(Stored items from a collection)
▬▬▬
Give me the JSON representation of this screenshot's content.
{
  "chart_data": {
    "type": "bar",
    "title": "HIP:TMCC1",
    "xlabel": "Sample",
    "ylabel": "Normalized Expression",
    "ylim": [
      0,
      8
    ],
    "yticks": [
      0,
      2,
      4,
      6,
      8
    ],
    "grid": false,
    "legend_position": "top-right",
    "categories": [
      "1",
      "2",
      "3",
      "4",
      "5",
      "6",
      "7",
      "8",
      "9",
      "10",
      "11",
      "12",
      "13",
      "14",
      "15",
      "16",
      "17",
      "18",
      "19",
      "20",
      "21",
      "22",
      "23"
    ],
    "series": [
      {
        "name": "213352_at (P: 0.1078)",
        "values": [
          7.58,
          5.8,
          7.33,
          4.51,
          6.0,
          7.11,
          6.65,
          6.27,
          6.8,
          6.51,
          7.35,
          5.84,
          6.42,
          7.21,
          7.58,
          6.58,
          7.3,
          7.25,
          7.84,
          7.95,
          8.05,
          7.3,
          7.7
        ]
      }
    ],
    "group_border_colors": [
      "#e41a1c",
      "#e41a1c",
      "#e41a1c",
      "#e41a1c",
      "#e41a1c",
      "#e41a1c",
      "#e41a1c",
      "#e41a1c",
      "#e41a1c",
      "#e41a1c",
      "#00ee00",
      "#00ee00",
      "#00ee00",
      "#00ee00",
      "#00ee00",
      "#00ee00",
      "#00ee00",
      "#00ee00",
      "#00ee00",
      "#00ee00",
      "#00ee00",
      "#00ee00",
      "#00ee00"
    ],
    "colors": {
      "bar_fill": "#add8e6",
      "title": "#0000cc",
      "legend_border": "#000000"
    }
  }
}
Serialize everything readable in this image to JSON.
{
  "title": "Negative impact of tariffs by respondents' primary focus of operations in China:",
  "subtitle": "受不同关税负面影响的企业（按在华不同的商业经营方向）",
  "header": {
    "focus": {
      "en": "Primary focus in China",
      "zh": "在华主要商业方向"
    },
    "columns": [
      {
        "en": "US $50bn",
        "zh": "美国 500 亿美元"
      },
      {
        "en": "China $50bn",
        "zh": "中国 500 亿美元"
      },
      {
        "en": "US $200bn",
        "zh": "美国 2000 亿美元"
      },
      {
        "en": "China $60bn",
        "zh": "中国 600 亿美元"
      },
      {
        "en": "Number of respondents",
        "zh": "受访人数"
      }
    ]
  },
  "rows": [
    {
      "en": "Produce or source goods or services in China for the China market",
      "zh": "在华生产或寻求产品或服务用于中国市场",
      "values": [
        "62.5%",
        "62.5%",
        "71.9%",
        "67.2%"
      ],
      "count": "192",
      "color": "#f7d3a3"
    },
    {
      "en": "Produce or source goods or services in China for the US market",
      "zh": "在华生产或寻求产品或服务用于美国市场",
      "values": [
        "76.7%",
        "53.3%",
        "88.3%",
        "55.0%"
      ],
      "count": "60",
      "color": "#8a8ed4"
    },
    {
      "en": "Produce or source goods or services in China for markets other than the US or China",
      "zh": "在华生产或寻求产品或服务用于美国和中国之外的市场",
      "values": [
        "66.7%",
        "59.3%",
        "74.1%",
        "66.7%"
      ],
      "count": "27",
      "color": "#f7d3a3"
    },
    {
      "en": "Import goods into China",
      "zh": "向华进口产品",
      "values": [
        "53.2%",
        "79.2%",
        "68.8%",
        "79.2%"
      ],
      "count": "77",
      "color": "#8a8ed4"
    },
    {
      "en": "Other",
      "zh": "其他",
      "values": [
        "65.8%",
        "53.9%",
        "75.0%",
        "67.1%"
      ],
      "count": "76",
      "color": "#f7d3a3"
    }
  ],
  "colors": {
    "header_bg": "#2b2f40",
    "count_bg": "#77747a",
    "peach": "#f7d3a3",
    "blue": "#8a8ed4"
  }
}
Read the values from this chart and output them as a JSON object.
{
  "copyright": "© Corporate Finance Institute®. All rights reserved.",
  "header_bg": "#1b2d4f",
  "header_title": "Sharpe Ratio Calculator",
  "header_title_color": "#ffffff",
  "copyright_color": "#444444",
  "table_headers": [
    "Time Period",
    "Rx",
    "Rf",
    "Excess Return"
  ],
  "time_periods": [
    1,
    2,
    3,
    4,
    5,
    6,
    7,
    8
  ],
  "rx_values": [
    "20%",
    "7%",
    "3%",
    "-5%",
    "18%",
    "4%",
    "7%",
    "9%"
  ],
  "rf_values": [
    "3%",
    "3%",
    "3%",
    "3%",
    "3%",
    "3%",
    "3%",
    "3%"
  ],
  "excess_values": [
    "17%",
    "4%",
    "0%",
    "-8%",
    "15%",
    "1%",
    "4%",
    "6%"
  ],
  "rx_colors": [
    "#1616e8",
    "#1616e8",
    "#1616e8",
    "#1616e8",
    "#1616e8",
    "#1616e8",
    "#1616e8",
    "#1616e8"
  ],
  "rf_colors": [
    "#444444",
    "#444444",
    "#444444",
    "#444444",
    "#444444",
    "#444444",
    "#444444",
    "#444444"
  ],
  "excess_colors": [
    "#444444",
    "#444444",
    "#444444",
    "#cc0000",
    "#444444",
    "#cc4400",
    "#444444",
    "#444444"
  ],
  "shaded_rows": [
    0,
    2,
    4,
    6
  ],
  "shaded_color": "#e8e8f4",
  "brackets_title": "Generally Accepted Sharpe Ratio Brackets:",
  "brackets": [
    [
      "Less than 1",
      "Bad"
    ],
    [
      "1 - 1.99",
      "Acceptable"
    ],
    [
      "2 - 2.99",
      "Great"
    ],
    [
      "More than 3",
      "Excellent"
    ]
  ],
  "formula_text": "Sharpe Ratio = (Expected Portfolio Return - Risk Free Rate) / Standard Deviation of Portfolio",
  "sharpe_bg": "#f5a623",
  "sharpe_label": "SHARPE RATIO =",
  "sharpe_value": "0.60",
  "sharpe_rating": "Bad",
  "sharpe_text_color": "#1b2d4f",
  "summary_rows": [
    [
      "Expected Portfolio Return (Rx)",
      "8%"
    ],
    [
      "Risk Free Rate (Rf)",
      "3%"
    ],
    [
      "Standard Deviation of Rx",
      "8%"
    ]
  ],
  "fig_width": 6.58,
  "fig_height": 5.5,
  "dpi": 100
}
▬▬▬
Write the entries again, exactly as they stand.

= RESULT OF THE TASK =
Give me the JSON representation of this screenshot's content.
{
  "chart_data": {
    "type": "bar",
    "title": "HIP:TMCC1",
    "xlabel": "Sample",
    "ylabel": "Normalized Expression",
    "ylim": [
      0,
      8
    ],
    "yticks": [
      0,
      2,
      4,
      6,
      8
    ],
    "grid": false,
    "legend_position": "top-right",
    "categories": [
      "1",
      "2",
      "3",
      "4",
      "5",
      "6",
      "7",
      "8",
      "9",
      "10",
      "11",
      "12",
      "13",
      "14",
      "15",
      "16",
      "17",
      "18",
      "19",
      "20",
      "21",
      "22",
      "23"
    ],
    "series": [
      {
        "name": "213352_at (P: 0.1078)",
        "values": [
          7.58,
          5.8,
          7.33,
          4.51,
          6.0,
          7.11,
          6.65,
          6.27,
          6.8,
          6.51,
          7.35,
          5.84,
          6.42,
          7.21,
          7.58,
          6.58,
          7.3,
          7.25,
          7.84,
          7.95,
          8.05,
          7.3,
          7.7
        ]
      }
    ],
    "group_border_colors": [
      "#e41a1c",
      "#e41a1c",
      "#e41a1c",
      "#e41a1c",
      "#e41a1c",
      "#e41a1c",
      "#e41a1c",
      "#e41a1c",
      "#e41a1c",
      "#e41a1c",
      "#00ee00",
      "#00ee00",
      "#00ee00",
      "#00ee00",
      "#00ee00",
      "#00ee00",
      "#00ee00",
      "#00ee00",
      "#00ee00",
      "#00ee00",
      "#00ee00",
      "#00ee00",
      "#00ee00"
    ],
    "colors": {
      "bar_fill": "#add8e6",
      "title": "#0000cc",
      "legend_border": "#000000"
    }
  }
}
Serialize everything readable in this image to JSON.
{
  "title": "Negative impact of tariffs by respondents' primary focus of operations in China:",
  "subtitle": "受不同关税负面影响的企业（按在华不同的商业经营方向）",
  "header": {
    "focus": {
      "en": "Primary focus in China",
      "zh": "在华主要商业方向"
    },
    "columns": [
      {
        "en": "US $50bn",
        "zh": "美国 500 亿美元"
      },
      {
        "en": "China $50bn",
        "zh": "中国 500 亿美元"
      },
      {
        "en": "US $200bn",
        "zh": "美国 2000 亿美元"
      },
      {
        "en": "China $60bn",
        "zh": "中国 600 亿美元"
      },
      {
        "en": "Number of respondents",
        "zh": "受访人数"
      }
    ]
  },
  "rows": [
    {
      "en": "Produce or source goods or services in China for the China market",
      "zh": "在华生产或寻求产品或服务用于中国市场",
      "values": [
        "62.5%",
        "62.5%",
        "71.9%",
        "67.2%"
      ],
      "count": "192",
      "color": "#f7d3a3"
    },
    {
      "en": "Produce or source goods or services in China for the US market",
      "zh": "在华生产或寻求产品或服务用于美国市场",
      "values": [
        "76.7%",
        "53.3%",
        "88.3%",
        "55.0%"
      ],
      "count": "60",
      "color": "#8a8ed4"
    },
    {
      "en": "Produce or source goods or services in China for markets other than the US or China",
      "zh": "在华生产或寻求产品或服务用于美国和中国之外的市场",
      "values": [
        "66.7%",
        "59.3%",
        "74.1%",
        "66.7%"
      ],
      "count": "27",
      "color": "#f7d3a3"
    },
    {
      "en": "Import goods into China",
      "zh": "向华进口产品",
      "values": [
        "53.2%",
        "79.2%",
        "68.8%",
        "79.2%"
      ],
      "count": "77",
      "color": "#8a8ed4"
    },
    {
      "en": "Other",
      "zh": "其他",
      "values": [
        "65.8%",
        "53.9%",
        "75.0%",
        "67.1%"
      ],
      "count": "76",
      "color": "#f7d3a3"
    }
  ],
  "colors": {
    "header_bg": "#2b2f40",
    "count_bg": "#77747a",
    "peach": "#f7d3a3",
    "blue": "#8a8ed4"
  }
}
Read the values from this chart and output them as a JSON object.
{
  "copyright": "© Corporate Finance Institute®. All rights reserved.",
  "header_bg": "#1b2d4f",
  "header_title": "Sharpe Ratio Calculator",
  "header_title_color": "#ffffff",
  "copyright_color": "#444444",
  "table_headers": [
    "Time Period",
    "Rx",
    "Rf",
    "Excess Return"
  ],
  "time_periods": [
    1,
    2,
    3,
    4,
    5,
    6,
    7,
    8
  ],
  "rx_values": [
    "20%",
    "7%",
    "3%",
    "-5%",
    "18%",
    "4%",
    "7%",
    "9%"
  ],
  "rf_values": [
    "3%",
    "3%",
    "3%",
    "3%",
    "3%",
    "3%",
    "3%",
    "3%"
  ],
  "excess_values": [
    "17%",
    "4%",
    "0%",
    "-8%",
    "15%",
    "1%",
    "4%",
    "6%"
  ],
  "rx_colors": [
    "#1616e8",
    "#1616e8",
    "#1616e8",
    "#1616e8",
    "#1616e8",
    "#1616e8",
    "#1616e8",
    "#1616e8"
  ],
  "rf_colors": [
    "#444444",
    "#444444",
    "#444444",
    "#444444",
    "#444444",
    "#444444",
    "#444444",
    "#444444"
  ],
  "excess_colors": [
    "#444444",
    "#444444",
    "#444444",
    "#cc0000",
    "#444444",
    "#cc4400",
    "#444444",
    "#444444"
  ],
  "shaded_rows": [
    0,
    2,
    4,
    6
  ],
  "shaded_color": "#e8e8f4",
  "brackets_title": "Generally Accepted Sharpe Ratio Brackets:",
  "brackets": [
    [
      "Less than 1",
      "Bad"
    ],
    [
      "1 - 1.99",
      "Acceptable"
    ],
    [
      "2 - 2.99",
      "Great"
    ],
    [
      "More than 3",
      "Excellent"
    ]
  ],
  "formula_text": "Sharpe Ratio = (Expected Portfolio Return - Risk Free Rate) / Standard Deviation of Portfolio",
  "sharpe_bg": "#f5a623",
  "sharpe_label": "SHARPE RATIO =",
  "sharpe_value": "0.60",
  "sharpe_rating": "Bad",
  "sharpe_text_color": "#1b2d4f",
  "summary_rows": [
    [
      "Expected Portfolio Return (Rx)",
      "8%"
    ],
    [
      "Risk Free Rate (Rf)",
      "3%"
    ],
    [
      "Standard Deviation of Rx",
      "8%"
    ]
  ],
  "fig_width": 6.58,
  "fig_height": 5.5,
  "dpi": 100
}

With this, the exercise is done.